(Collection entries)
□ □ □
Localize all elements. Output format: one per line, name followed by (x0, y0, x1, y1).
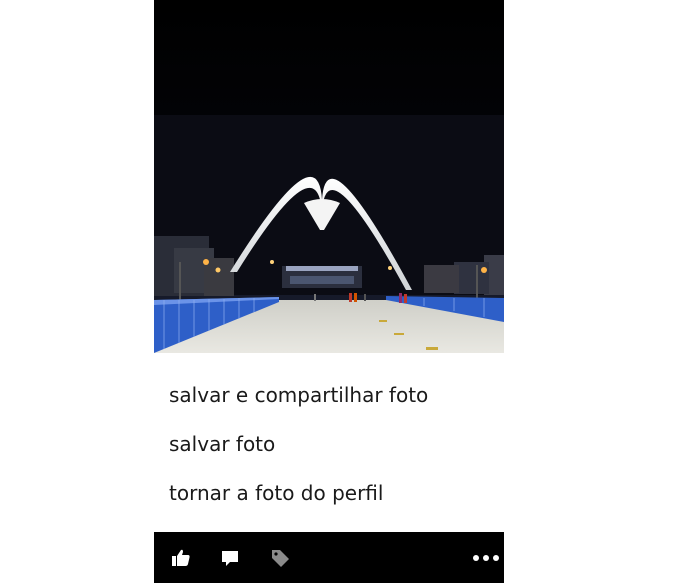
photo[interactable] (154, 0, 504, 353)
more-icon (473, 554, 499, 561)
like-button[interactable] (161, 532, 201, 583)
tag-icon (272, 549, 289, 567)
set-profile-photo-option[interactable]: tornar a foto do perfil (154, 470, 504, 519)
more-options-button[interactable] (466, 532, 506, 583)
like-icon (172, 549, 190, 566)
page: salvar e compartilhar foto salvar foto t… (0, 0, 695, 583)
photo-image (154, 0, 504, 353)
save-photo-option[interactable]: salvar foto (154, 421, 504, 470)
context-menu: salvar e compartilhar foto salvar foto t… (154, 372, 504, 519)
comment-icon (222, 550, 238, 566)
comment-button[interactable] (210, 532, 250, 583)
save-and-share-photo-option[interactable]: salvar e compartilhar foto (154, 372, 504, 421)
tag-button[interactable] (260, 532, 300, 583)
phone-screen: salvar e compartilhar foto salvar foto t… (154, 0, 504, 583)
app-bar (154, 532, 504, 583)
□ □ □
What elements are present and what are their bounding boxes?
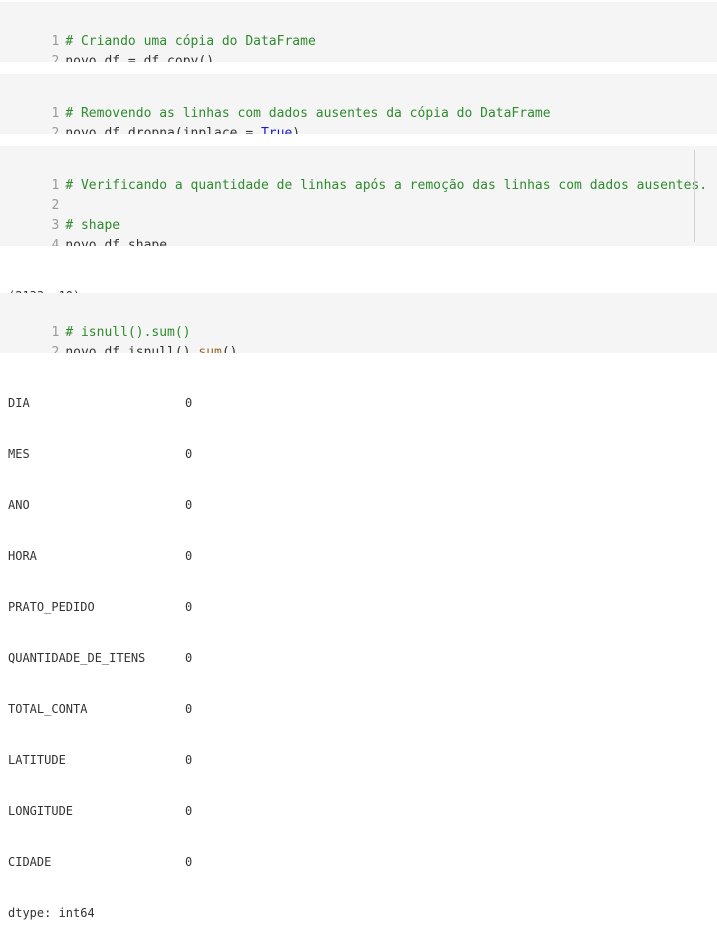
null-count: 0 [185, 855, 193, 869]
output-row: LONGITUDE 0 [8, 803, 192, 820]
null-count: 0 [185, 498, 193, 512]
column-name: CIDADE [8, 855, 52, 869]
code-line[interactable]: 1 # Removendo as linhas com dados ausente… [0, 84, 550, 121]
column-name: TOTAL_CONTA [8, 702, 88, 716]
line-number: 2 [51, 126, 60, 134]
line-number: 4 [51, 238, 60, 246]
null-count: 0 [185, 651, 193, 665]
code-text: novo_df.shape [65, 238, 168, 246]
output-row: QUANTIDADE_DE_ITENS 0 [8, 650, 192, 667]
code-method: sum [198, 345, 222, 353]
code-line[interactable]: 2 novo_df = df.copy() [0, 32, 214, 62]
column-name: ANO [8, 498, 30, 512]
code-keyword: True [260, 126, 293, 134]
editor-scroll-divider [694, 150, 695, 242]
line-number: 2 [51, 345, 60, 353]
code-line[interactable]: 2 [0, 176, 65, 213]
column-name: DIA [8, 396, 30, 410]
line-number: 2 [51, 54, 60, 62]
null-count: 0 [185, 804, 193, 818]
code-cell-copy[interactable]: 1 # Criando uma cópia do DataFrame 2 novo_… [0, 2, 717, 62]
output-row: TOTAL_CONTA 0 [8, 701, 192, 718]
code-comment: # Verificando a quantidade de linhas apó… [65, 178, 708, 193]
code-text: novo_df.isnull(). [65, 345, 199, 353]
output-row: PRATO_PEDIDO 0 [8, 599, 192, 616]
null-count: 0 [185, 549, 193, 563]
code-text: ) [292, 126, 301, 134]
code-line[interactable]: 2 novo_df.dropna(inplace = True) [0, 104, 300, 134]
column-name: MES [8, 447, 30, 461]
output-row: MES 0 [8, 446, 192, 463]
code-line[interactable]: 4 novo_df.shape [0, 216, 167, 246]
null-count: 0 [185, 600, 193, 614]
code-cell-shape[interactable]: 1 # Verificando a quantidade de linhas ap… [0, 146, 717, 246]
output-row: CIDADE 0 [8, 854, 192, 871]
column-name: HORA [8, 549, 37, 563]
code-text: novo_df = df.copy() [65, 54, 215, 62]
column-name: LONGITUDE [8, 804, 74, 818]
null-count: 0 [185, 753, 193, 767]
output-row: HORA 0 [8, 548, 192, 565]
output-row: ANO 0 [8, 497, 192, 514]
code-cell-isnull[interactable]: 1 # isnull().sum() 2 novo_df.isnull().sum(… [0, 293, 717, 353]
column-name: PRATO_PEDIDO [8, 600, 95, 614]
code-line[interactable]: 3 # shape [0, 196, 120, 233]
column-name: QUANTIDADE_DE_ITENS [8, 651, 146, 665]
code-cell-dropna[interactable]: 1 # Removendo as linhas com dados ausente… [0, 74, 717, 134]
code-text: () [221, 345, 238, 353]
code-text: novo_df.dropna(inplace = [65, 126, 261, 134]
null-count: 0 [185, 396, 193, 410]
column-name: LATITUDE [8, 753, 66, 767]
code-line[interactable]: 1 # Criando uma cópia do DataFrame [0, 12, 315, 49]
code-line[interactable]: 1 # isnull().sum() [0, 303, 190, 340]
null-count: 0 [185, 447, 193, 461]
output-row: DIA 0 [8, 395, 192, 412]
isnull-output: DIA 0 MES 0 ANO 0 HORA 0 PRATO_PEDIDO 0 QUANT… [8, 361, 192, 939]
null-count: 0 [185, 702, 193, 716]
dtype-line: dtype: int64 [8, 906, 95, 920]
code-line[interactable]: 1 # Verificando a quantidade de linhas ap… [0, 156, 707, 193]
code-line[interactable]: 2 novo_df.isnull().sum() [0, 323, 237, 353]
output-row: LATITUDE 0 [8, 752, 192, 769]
□ □ □
_What is needed_.
Give everything in the records from the line containing "null-count: 0 [185, 855, 193, 869]" down to the line containing "line-number: 2 [51, 345, 60, 353]", both included, as a JSON list of strings with one string per line and blank lines left out.

_Result for this task_.
[
  "null-count: 0 [185, 855, 193, 869]",
  "output-row: LONGITUDE 0 [8, 803, 192, 820]",
  "null-count: 0 [185, 498, 193, 512]",
  "column-name: CIDADE [8, 855, 52, 869]",
  "code-line[interactable]: 1 # Removendo as linhas com dados ausente… [0, 84, 550, 121]",
  "column-name: TOTAL_CONTA [8, 702, 88, 716]",
  "line-number: 2 [51, 126, 60, 134]",
  "line-number: 4 [51, 238, 60, 246]",
  "null-count: 0 [185, 651, 193, 665]",
  "code-text: novo_df.shape [65, 238, 168, 246]",
  "output-row: QUANTIDADE_DE_ITENS 0 [8, 650, 192, 667]",
  "code-method: sum [198, 345, 222, 353]",
  "code-line[interactable]: 2 novo_df = df.copy() [0, 32, 214, 62]",
  "column-name: ANO [8, 498, 30, 512]",
  "code-keyword: True [260, 126, 293, 134]",
  "editor-scroll-divider [694, 150, 695, 242]",
  "line-number: 2 [51, 345, 60, 353]"
]